> TASK TO CARRY OUT: Retype each line exactly. Skip images.

> SOURCE RECORDS:
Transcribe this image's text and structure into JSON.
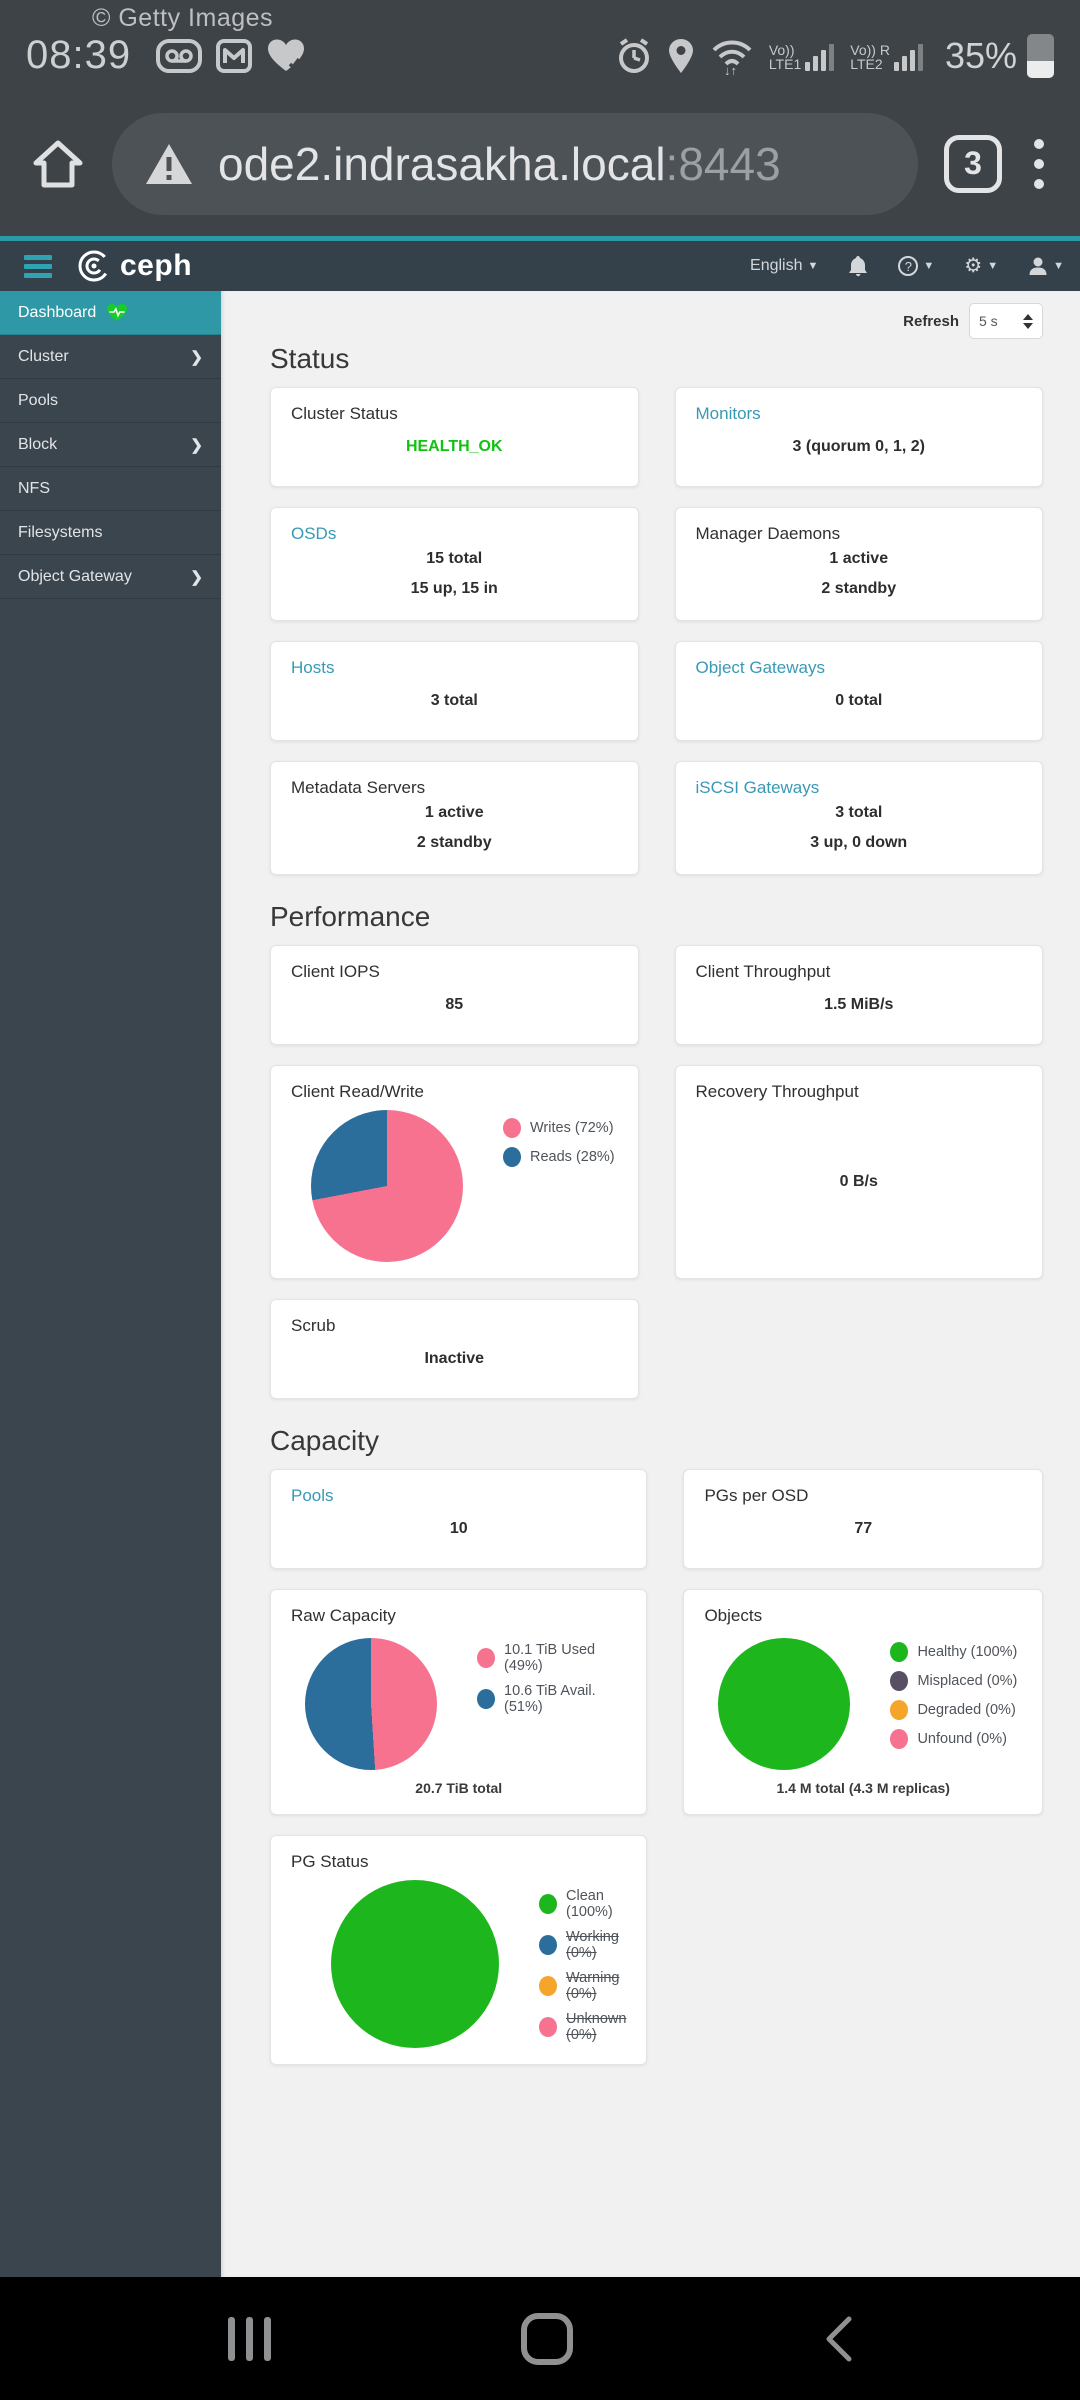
{
  "android": {
    "status_bar": {
      "watermark": "© Getty Images",
      "time": "08:39",
      "battery_percent": "35%",
      "carrier1": {
        "volte": "Vo))",
        "net": "LTE1"
      },
      "carrier2": {
        "volte": "Vo)) R",
        "net": "LTE2"
      },
      "left_icons": [
        "voicemail-icon",
        "gmail-icon",
        "health-heart-icon"
      ],
      "right_icons": [
        "alarm-icon",
        "location-icon",
        "wifi-icon",
        "signal-bars",
        "battery-icon"
      ]
    },
    "nav_bar": {
      "icons": [
        "recents-icon",
        "home-icon",
        "back-icon"
      ]
    }
  },
  "browser": {
    "url_host": "ode2.indrasakha.local",
    "url_port": ":8443",
    "tab_count": "3",
    "icons": [
      "home-icon",
      "warning-icon",
      "menu-dots-icon"
    ]
  },
  "app": {
    "navbar": {
      "brand": "ceph",
      "language": "English",
      "icons": [
        "hamburger-icon",
        "ceph-logo",
        "bell-icon",
        "help-icon",
        "gear-icon",
        "user-icon"
      ]
    },
    "sidebar": {
      "items": [
        {
          "label": "Dashboard",
          "active": true
        },
        {
          "label": "Cluster",
          "chevron": true
        },
        {
          "label": "Pools"
        },
        {
          "label": "Block",
          "chevron": true
        },
        {
          "label": "NFS"
        },
        {
          "label": "Filesystems"
        },
        {
          "label": "Object Gateway",
          "chevron": true
        }
      ]
    },
    "toolbar": {
      "refresh_label": "Refresh",
      "refresh_value": "5 s"
    },
    "sections": {
      "status": "Status",
      "performance": "Performance",
      "capacity": "Capacity"
    },
    "status": {
      "cluster_status": {
        "title": "Cluster Status",
        "value": "HEALTH_OK"
      },
      "monitors": {
        "title": "Monitors",
        "line1": "3 (quorum 0, 1, 2)"
      },
      "osds": {
        "title": "OSDs",
        "line1": "15 total",
        "line2": "15 up, 15 in"
      },
      "manager": {
        "title": "Manager Daemons",
        "line1": "1 active",
        "line2": "2 standby"
      },
      "hosts": {
        "title": "Hosts",
        "line1": "3 total"
      },
      "object_gateways": {
        "title": "Object Gateways",
        "line1": "0 total"
      },
      "mds": {
        "title": "Metadata Servers",
        "line1": "1 active",
        "line2": "2 standby"
      },
      "iscsi": {
        "title": "iSCSI Gateways",
        "line1": "3 total",
        "line2": "3 up, 0 down"
      }
    },
    "performance": {
      "client_iops": {
        "title": "Client IOPS",
        "line1": "85"
      },
      "client_throughput": {
        "title": "Client Throughput",
        "line1": "1.5 MiB/s"
      },
      "client_read_write": {
        "title": "Client Read/Write"
      },
      "recovery_throughput": {
        "title": "Recovery Throughput",
        "line1": "0 B/s"
      },
      "scrub": {
        "title": "Scrub",
        "line1": "Inactive"
      }
    },
    "capacity": {
      "pools": {
        "title": "Pools",
        "line1": "10"
      },
      "pgs_per_osd": {
        "title": "PGs per OSD",
        "line1": "77"
      },
      "raw_capacity": {
        "title": "Raw Capacity"
      },
      "objects": {
        "title": "Objects"
      },
      "pg_status": {
        "title": "PG Status"
      }
    }
  },
  "chart_data": [
    {
      "type": "pie",
      "title": "Client Read/Write",
      "legend_position": "right",
      "segments": [
        {
          "label": "Writes (72%)",
          "value": 72,
          "color": "#f7728f"
        },
        {
          "label": "Reads (28%)",
          "value": 28,
          "color": "#2b6e9c"
        }
      ]
    },
    {
      "type": "pie",
      "title": "Raw Capacity",
      "legend_position": "right",
      "footer": "20.7 TiB total",
      "segments": [
        {
          "label": "10.1 TiB Used (49%)",
          "value": 49,
          "color": "#f7728f"
        },
        {
          "label": "10.6 TiB Avail. (51%)",
          "value": 51,
          "color": "#2b6e9c"
        }
      ]
    },
    {
      "type": "pie",
      "title": "Objects",
      "legend_position": "right",
      "footer": "1.4 M total (4.3 M replicas)",
      "segments": [
        {
          "label": "Healthy (100%)",
          "value": 100,
          "color": "#1db71d"
        },
        {
          "label": "Misplaced (0%)",
          "value": 0,
          "color": "#584f63"
        },
        {
          "label": "Degraded (0%)",
          "value": 0,
          "color": "#f5a62a"
        },
        {
          "label": "Unfound (0%)",
          "value": 0,
          "color": "#f7728f"
        }
      ]
    },
    {
      "type": "pie",
      "title": "PG Status",
      "legend_position": "right",
      "segments": [
        {
          "label": "Clean (100%)",
          "value": 100,
          "color": "#1db71d"
        },
        {
          "label": "Working (0%)",
          "value": 0,
          "color": "#2b6e9c",
          "struck": true
        },
        {
          "label": "Warning (0%)",
          "value": 0,
          "color": "#f5a62a",
          "struck": true
        },
        {
          "label": "Unknown (0%)",
          "value": 0,
          "color": "#f7728f",
          "struck": true
        }
      ]
    }
  ]
}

> RESULT OF THE EXERCISE:
Transcribe this image's text and structure into JSON.
{
  "android": {
    "status_bar": {
      "watermark": "© Getty Images",
      "time": "08:39",
      "battery_percent": "35%",
      "carrier1": {
        "volte": "Vo))",
        "net": "LTE1"
      },
      "carrier2": {
        "volte": "Vo)) R",
        "net": "LTE2"
      },
      "left_icons": [
        "voicemail-icon",
        "gmail-icon",
        "health-heart-icon"
      ],
      "right_icons": [
        "alarm-icon",
        "location-icon",
        "wifi-icon",
        "signal-bars",
        "battery-icon"
      ]
    },
    "nav_bar": {
      "icons": [
        "recents-icon",
        "home-icon",
        "back-icon"
      ]
    }
  },
  "browser": {
    "url_host": "ode2.indrasakha.local",
    "url_port": ":8443",
    "tab_count": "3",
    "icons": [
      "home-icon",
      "warning-icon",
      "menu-dots-icon"
    ]
  },
  "app": {
    "navbar": {
      "brand": "ceph",
      "language": "English",
      "icons": [
        "hamburger-icon",
        "ceph-logo",
        "bell-icon",
        "help-icon",
        "gear-icon",
        "user-icon"
      ]
    },
    "sidebar": {
      "items": [
        {
          "label": "Dashboard",
          "active": true
        },
        {
          "label": "Cluster",
          "chevron": true
        },
        {
          "label": "Pools"
        },
        {
          "label": "Block",
          "chevron": true
        },
        {
          "label": "NFS"
        },
        {
          "label": "Filesystems"
        },
        {
          "label": "Object Gateway",
          "chevron": true
        }
      ]
    },
    "toolbar": {
      "refresh_label": "Refresh",
      "refresh_value": "5 s"
    },
    "sections": {
      "status": "Status",
      "performance": "Performance",
      "capacity": "Capacity"
    },
    "status": {
      "cluster_status": {
        "title": "Cluster Status",
        "value": "HEALTH_OK"
      },
      "monitors": {
        "title": "Monitors",
        "line1": "3 (quorum 0, 1, 2)"
      },
      "osds": {
        "title": "OSDs",
        "line1": "15 total",
        "line2": "15 up, 15 in"
      },
      "manager": {
        "title": "Manager Daemons",
        "line1": "1 active",
        "line2": "2 standby"
      },
      "hosts": {
        "title": "Hosts",
        "line1": "3 total"
      },
      "object_gateways": {
        "title": "Object Gateways",
        "line1": "0 total"
      },
      "mds": {
        "title": "Metadata Servers",
        "line1": "1 active",
        "line2": "2 standby"
      },
      "iscsi": {
        "title": "iSCSI Gateways",
        "line1": "3 total",
        "line2": "3 up, 0 down"
      }
    },
    "performance": {
      "client_iops": {
        "title": "Client IOPS",
        "line1": "85"
      },
      "client_throughput": {
        "title": "Client Throughput",
        "line1": "1.5 MiB/s"
      },
      "client_read_write": {
        "title": "Client Read/Write"
      },
      "recovery_throughput": {
        "title": "Recovery Throughput",
        "line1": "0 B/s"
      },
      "scrub": {
        "title": "Scrub",
        "line1": "Inactive"
      }
    },
    "capacity": {
      "pools": {
        "title": "Pools",
        "line1": "10"
      },
      "pgs_per_osd": {
        "title": "PGs per OSD",
        "line1": "77"
      },
      "raw_capacity": {
        "title": "Raw Capacity"
      },
      "objects": {
        "title": "Objects"
      },
      "pg_status": {
        "title": "PG Status"
      }
    }
  },
  "chart_data": [
    {
      "type": "pie",
      "title": "Client Read/Write",
      "legend_position": "right",
      "segments": [
        {
          "label": "Writes (72%)",
          "value": 72,
          "color": "#f7728f"
        },
        {
          "label": "Reads (28%)",
          "value": 28,
          "color": "#2b6e9c"
        }
      ]
    },
    {
      "type": "pie",
      "title": "Raw Capacity",
      "legend_position": "right",
      "footer": "20.7 TiB total",
      "segments": [
        {
          "label": "10.1 TiB Used (49%)",
          "value": 49,
          "color": "#f7728f"
        },
        {
          "label": "10.6 TiB Avail. (51%)",
          "value": 51,
          "color": "#2b6e9c"
        }
      ]
    },
    {
      "type": "pie",
      "title": "Objects",
      "legend_position": "right",
      "footer": "1.4 M total (4.3 M replicas)",
      "segments": [
        {
          "label": "Healthy (100%)",
          "value": 100,
          "color": "#1db71d"
        },
        {
          "label": "Misplaced (0%)",
          "value": 0,
          "color": "#584f63"
        },
        {
          "label": "Degraded (0%)",
          "value": 0,
          "color": "#f5a62a"
        },
        {
          "label": "Unfound (0%)",
          "value": 0,
          "color": "#f7728f"
        }
      ]
    },
    {
      "type": "pie",
      "title": "PG Status",
      "legend_position": "right",
      "segments": [
        {
          "label": "Clean (100%)",
          "value": 100,
          "color": "#1db71d"
        },
        {
          "label": "Working (0%)",
          "value": 0,
          "color": "#2b6e9c",
          "struck": true
        },
        {
          "label": "Warning (0%)",
          "value": 0,
          "color": "#f5a62a",
          "struck": true
        },
        {
          "label": "Unknown (0%)",
          "value": 0,
          "color": "#f7728f",
          "struck": true
        }
      ]
    }
  ]
}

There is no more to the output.